> _AIM_
Pull every line containing the word "Management" from the records.

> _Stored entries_

________________________________________

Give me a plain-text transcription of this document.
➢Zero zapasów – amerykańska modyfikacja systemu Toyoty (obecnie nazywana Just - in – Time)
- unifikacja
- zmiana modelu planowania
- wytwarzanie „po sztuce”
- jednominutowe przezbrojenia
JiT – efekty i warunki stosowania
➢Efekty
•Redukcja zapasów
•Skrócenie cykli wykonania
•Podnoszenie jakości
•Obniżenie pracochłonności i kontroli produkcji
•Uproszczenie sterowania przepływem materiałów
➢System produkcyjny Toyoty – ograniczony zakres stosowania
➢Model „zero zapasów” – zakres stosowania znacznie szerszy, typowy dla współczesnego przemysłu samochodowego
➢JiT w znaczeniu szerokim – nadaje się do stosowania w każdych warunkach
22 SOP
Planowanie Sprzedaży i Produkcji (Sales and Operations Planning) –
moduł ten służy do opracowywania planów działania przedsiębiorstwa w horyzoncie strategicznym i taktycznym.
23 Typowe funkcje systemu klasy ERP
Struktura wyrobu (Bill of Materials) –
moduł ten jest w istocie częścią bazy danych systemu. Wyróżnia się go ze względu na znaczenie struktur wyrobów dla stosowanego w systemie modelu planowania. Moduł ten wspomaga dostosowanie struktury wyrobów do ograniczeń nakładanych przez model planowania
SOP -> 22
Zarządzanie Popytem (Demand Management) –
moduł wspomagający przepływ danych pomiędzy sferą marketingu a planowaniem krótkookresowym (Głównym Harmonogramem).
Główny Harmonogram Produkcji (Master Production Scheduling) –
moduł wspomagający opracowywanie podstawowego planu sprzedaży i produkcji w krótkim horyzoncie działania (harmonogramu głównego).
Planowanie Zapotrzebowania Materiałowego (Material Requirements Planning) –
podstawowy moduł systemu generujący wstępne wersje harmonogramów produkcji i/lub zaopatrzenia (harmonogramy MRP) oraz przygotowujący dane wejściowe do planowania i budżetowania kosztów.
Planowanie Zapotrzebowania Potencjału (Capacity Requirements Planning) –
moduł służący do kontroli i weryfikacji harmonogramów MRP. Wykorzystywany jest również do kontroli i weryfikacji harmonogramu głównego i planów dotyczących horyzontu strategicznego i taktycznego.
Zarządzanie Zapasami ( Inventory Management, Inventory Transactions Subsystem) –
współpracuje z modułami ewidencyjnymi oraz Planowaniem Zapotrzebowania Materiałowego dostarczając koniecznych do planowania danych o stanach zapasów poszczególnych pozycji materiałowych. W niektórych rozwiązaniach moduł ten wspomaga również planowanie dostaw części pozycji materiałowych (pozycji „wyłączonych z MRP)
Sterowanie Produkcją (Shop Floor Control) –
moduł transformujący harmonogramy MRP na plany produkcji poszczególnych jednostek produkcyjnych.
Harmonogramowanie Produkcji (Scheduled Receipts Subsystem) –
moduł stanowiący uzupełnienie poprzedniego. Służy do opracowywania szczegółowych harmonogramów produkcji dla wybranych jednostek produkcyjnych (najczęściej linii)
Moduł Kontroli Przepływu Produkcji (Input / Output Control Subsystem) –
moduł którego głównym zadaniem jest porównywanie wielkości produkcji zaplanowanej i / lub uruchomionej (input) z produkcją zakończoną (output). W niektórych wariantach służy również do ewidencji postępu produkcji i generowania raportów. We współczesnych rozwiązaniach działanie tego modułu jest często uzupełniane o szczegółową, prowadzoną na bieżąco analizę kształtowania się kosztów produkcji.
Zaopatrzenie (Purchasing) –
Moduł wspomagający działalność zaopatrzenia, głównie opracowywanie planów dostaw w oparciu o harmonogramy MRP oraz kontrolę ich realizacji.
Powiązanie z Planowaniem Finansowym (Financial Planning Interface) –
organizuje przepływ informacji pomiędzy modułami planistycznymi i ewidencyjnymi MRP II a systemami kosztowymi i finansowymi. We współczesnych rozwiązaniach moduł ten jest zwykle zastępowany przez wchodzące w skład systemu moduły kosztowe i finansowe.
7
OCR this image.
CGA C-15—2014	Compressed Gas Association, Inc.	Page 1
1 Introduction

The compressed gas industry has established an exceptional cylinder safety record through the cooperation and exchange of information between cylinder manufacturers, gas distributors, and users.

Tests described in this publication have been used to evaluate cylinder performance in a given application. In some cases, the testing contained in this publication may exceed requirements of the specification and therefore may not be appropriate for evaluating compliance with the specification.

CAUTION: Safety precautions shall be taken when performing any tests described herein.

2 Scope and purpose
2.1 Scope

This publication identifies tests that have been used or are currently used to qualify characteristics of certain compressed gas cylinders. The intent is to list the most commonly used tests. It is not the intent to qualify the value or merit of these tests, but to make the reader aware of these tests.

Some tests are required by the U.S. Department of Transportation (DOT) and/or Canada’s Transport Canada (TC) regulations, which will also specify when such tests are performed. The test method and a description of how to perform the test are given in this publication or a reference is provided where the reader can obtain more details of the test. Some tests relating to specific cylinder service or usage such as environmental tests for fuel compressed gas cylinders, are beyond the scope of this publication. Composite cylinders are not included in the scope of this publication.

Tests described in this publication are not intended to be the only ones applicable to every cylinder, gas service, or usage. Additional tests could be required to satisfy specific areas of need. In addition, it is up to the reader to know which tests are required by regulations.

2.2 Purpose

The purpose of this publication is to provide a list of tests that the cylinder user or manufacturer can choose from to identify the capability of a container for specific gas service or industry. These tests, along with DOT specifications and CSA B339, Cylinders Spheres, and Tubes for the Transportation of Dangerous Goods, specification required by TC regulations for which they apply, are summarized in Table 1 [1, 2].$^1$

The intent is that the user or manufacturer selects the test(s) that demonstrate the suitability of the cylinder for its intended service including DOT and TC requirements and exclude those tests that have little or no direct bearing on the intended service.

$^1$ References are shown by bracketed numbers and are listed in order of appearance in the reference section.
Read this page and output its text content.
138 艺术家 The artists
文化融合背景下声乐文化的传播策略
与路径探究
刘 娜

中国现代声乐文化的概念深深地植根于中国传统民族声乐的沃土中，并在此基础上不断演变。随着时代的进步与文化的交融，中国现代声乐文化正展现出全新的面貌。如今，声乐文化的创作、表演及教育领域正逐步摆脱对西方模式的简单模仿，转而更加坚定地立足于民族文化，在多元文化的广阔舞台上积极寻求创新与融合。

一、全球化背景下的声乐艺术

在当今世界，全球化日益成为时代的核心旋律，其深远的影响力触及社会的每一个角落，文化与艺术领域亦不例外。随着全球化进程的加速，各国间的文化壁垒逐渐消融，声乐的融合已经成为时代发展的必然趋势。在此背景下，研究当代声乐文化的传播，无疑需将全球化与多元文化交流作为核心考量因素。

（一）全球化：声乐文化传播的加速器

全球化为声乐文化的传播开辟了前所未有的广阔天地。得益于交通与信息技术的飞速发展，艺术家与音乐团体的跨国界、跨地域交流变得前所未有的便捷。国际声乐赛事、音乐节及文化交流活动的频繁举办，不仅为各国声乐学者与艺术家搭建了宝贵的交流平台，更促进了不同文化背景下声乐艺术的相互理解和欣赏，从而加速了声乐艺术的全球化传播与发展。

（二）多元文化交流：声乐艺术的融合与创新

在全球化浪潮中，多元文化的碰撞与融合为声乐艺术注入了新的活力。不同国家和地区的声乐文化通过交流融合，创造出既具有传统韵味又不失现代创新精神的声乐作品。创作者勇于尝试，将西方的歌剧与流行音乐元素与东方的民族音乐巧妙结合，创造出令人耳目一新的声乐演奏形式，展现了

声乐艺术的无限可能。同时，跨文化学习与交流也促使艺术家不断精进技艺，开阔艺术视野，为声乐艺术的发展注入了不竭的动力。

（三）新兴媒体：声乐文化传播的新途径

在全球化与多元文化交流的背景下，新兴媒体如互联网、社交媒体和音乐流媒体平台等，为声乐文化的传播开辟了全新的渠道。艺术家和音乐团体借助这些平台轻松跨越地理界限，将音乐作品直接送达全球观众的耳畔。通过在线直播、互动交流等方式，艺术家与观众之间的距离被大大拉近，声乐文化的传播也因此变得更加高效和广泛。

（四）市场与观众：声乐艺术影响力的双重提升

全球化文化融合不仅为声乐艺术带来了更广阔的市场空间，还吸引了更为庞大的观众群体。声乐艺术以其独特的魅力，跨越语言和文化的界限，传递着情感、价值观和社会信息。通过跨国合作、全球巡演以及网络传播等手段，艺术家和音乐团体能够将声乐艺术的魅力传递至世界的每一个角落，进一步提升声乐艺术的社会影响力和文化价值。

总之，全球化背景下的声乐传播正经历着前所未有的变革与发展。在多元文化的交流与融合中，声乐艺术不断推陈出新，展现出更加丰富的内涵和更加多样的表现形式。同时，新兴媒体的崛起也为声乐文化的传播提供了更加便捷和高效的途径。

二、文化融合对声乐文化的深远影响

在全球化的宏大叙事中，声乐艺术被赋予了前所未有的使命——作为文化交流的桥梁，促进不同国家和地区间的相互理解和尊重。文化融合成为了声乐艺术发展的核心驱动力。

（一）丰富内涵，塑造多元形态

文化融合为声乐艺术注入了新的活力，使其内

________________________________________

> _TASK ANSWER_
Zarządzanie Popytem (Demand Management) –
Zarządzanie Zapasami ( Inventory Management, Inventory Transactions Subsystem) –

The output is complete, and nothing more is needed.